** RECORDED INFORMATION **
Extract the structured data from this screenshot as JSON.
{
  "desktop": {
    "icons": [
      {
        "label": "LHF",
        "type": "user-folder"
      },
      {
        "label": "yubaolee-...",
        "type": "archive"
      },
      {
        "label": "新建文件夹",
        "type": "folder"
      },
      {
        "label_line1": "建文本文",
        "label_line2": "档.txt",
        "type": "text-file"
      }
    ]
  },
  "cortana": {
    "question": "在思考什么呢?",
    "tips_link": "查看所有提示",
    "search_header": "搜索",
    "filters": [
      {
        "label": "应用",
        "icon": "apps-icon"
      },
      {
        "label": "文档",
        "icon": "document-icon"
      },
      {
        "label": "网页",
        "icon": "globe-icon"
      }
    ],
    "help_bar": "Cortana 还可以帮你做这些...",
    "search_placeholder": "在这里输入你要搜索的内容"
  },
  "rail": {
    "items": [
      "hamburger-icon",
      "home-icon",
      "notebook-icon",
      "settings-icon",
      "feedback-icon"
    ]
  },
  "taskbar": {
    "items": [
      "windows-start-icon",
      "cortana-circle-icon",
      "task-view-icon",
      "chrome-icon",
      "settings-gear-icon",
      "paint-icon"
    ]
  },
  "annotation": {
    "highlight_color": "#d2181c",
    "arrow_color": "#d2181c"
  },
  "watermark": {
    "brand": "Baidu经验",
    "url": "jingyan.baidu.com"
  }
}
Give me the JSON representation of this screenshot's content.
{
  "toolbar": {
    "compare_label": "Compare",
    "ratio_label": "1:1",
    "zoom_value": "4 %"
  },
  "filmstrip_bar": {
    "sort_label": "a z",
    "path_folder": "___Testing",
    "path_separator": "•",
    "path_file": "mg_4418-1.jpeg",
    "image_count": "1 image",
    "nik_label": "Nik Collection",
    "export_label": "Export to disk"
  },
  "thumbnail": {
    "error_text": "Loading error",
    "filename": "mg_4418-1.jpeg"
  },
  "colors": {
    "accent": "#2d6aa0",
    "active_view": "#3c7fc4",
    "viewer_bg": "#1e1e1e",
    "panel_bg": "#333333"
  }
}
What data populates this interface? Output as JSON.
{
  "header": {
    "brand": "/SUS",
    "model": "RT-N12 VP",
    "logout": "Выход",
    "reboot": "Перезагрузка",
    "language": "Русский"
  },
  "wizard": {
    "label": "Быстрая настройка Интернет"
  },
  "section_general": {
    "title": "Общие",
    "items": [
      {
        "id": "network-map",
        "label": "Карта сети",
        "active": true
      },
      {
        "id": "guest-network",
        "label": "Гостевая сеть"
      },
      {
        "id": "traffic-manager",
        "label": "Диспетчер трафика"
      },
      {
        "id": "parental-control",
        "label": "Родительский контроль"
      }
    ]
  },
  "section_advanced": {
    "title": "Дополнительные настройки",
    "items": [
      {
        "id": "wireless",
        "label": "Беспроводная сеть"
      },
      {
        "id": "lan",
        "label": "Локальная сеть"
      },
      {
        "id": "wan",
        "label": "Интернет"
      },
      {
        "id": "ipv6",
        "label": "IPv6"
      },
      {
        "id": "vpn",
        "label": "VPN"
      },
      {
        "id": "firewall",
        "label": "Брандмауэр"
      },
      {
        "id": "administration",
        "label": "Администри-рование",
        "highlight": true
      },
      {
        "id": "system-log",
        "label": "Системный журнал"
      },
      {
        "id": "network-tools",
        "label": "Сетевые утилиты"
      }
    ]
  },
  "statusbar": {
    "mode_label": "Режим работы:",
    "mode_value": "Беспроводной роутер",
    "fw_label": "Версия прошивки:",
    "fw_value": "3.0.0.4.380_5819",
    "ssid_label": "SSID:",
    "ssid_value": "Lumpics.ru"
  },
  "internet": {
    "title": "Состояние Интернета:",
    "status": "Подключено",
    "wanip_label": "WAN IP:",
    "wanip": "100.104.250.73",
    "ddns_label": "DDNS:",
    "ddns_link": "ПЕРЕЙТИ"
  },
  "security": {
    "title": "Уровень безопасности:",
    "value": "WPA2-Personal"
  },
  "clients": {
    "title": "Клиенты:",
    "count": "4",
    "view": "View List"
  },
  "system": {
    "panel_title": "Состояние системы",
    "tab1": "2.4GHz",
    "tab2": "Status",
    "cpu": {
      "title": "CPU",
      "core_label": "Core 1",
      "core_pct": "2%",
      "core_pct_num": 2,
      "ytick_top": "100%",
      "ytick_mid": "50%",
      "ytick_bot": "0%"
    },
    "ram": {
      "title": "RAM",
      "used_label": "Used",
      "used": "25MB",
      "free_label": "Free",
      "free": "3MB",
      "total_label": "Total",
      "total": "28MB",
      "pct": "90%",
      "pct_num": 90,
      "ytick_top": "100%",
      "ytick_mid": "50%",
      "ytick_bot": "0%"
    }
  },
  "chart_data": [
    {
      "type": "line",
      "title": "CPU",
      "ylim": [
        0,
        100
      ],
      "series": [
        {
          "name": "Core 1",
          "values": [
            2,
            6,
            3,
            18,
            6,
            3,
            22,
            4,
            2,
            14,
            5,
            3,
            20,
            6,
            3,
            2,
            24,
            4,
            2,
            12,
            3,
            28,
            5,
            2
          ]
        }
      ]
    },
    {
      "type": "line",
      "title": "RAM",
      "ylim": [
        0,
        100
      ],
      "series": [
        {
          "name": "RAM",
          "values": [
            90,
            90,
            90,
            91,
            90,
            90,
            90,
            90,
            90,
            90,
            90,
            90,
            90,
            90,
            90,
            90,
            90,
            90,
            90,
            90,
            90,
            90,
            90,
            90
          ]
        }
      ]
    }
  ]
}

** WORK REQUIRED **
Extract all of the data above and output it character for character.

** OUTPUT OF THE TASK **
Extract the structured data from this screenshot as JSON.
{
  "desktop": {
    "icons": [
      {
        "label": "LHF",
        "type": "user-folder"
      },
      {
        "label": "yubaolee-...",
        "type": "archive"
      },
      {
        "label": "新建文件夹",
        "type": "folder"
      },
      {
        "label_line1": "建文本文",
        "label_line2": "档.txt",
        "type": "text-file"
      }
    ]
  },
  "cortana": {
    "question": "在思考什么呢?",
    "tips_link": "查看所有提示",
    "search_header": "搜索",
    "filters": [
      {
        "label": "应用",
        "icon": "apps-icon"
      },
      {
        "label": "文档",
        "icon": "document-icon"
      },
      {
        "label": "网页",
        "icon": "globe-icon"
      }
    ],
    "help_bar": "Cortana 还可以帮你做这些...",
    "search_placeholder": "在这里输入你要搜索的内容"
  },
  "rail": {
    "items": [
      "hamburger-icon",
      "home-icon",
      "notebook-icon",
      "settings-icon",
      "feedback-icon"
    ]
  },
  "taskbar": {
    "items": [
      "windows-start-icon",
      "cortana-circle-icon",
      "task-view-icon",
      "chrome-icon",
      "settings-gear-icon",
      "paint-icon"
    ]
  },
  "annotation": {
    "highlight_color": "#d2181c",
    "arrow_color": "#d2181c"
  },
  "watermark": {
    "brand": "Baidu经验",
    "url": "jingyan.baidu.com"
  }
}
Give me the JSON representation of this screenshot's content.
{
  "toolbar": {
    "compare_label": "Compare",
    "ratio_label": "1:1",
    "zoom_value": "4 %"
  },
  "filmstrip_bar": {
    "sort_label": "a z",
    "path_folder": "___Testing",
    "path_separator": "•",
    "path_file": "mg_4418-1.jpeg",
    "image_count": "1 image",
    "nik_label": "Nik Collection",
    "export_label": "Export to disk"
  },
  "thumbnail": {
    "error_text": "Loading error",
    "filename": "mg_4418-1.jpeg"
  },
  "colors": {
    "accent": "#2d6aa0",
    "active_view": "#3c7fc4",
    "viewer_bg": "#1e1e1e",
    "panel_bg": "#333333"
  }
}
What data populates this interface? Output as JSON.
{
  "header": {
    "brand": "/SUS",
    "model": "RT-N12 VP",
    "logout": "Выход",
    "reboot": "Перезагрузка",
    "language": "Русский"
  },
  "wizard": {
    "label": "Быстрая настройка Интернет"
  },
  "section_general": {
    "title": "Общие",
    "items": [
      {
        "id": "network-map",
        "label": "Карта сети",
        "active": true
      },
      {
        "id": "guest-network",
        "label": "Гостевая сеть"
      },
      {
        "id": "traffic-manager",
        "label": "Диспетчер трафика"
      },
      {
        "id": "parental-control",
        "label": "Родительский контроль"
      }
    ]
  },
  "section_advanced": {
    "title": "Дополнительные настройки",
    "items": [
      {
        "id": "wireless",
        "label": "Беспроводная сеть"
      },
      {
        "id": "lan",
        "label": "Локальная сеть"
      },
      {
        "id": "wan",
        "label": "Интернет"
      },
      {
        "id": "ipv6",
        "label": "IPv6"
      },
      {
        "id": "vpn",
        "label": "VPN"
      },
      {
        "id": "firewall",
        "label": "Брандмауэр"
      },
      {
        "id": "administration",
        "label": "Администри-рование",
        "highlight": true
      },
      {
        "id": "system-log",
        "label": "Системный журнал"
      },
      {
        "id": "network-tools",
        "label": "Сетевые утилиты"
      }
    ]
  },
  "statusbar": {
    "mode_label": "Режим работы:",
    "mode_value": "Беспроводной роутер",
    "fw_label": "Версия прошивки:",
    "fw_value": "3.0.0.4.380_5819",
    "ssid_label": "SSID:",
    "ssid_value": "Lumpics.ru"
  },
  "internet": {
    "title": "Состояние Интернета:",
    "status": "Подключено",
    "wanip_label": "WAN IP:",
    "wanip": "100.104.250.73",
    "ddns_label": "DDNS:",
    "ddns_link": "ПЕРЕЙТИ"
  },
  "security": {
    "title": "Уровень безопасности:",
    "value": "WPA2-Personal"
  },
  "clients": {
    "title": "Клиенты:",
    "count": "4",
    "view": "View List"
  },
  "system": {
    "panel_title": "Состояние системы",
    "tab1": "2.4GHz",
    "tab2": "Status",
    "cpu": {
      "title": "CPU",
      "core_label": "Core 1",
      "core_pct": "2%",
      "core_pct_num": 2,
      "ytick_top": "100%",
      "ytick_mid": "50%",
      "ytick_bot": "0%"
    },
    "ram": {
      "title": "RAM",
      "used_label": "Used",
      "used": "25MB",
      "free_label": "Free",
      "free": "3MB",
      "total_label": "Total",
      "total": "28MB",
      "pct": "90%",
      "pct_num": 90,
      "ytick_top": "100%",
      "ytick_mid": "50%",
      "ytick_bot": "0%"
    }
  },
  "chart_data": [
    {
      "type": "line",
      "title": "CPU",
      "ylim": [
        0,
        100
      ],
      "series": [
        {
          "name": "Core 1",
          "values": [
            2,
            6,
            3,
            18,
            6,
            3,
            22,
            4,
            2,
            14,
            5,
            3,
            20,
            6,
            3,
            2,
            24,
            4,
            2,
            12,
            3,
            28,
            5,
            2
          ]
        }
      ]
    },
    {
      "type": "line",
      "title": "RAM",
      "ylim": [
        0,
        100
      ],
      "series": [
        {
          "name": "RAM",
          "values": [
            90,
            90,
            90,
            91,
            90,
            90,
            90,
            90,
            90,
            90,
            90,
            90,
            90,
            90,
            90,
            90,
            90,
            90,
            90,
            90,
            90,
            90,
            90,
            90
          ]
        }
      ]
    }
  ]
}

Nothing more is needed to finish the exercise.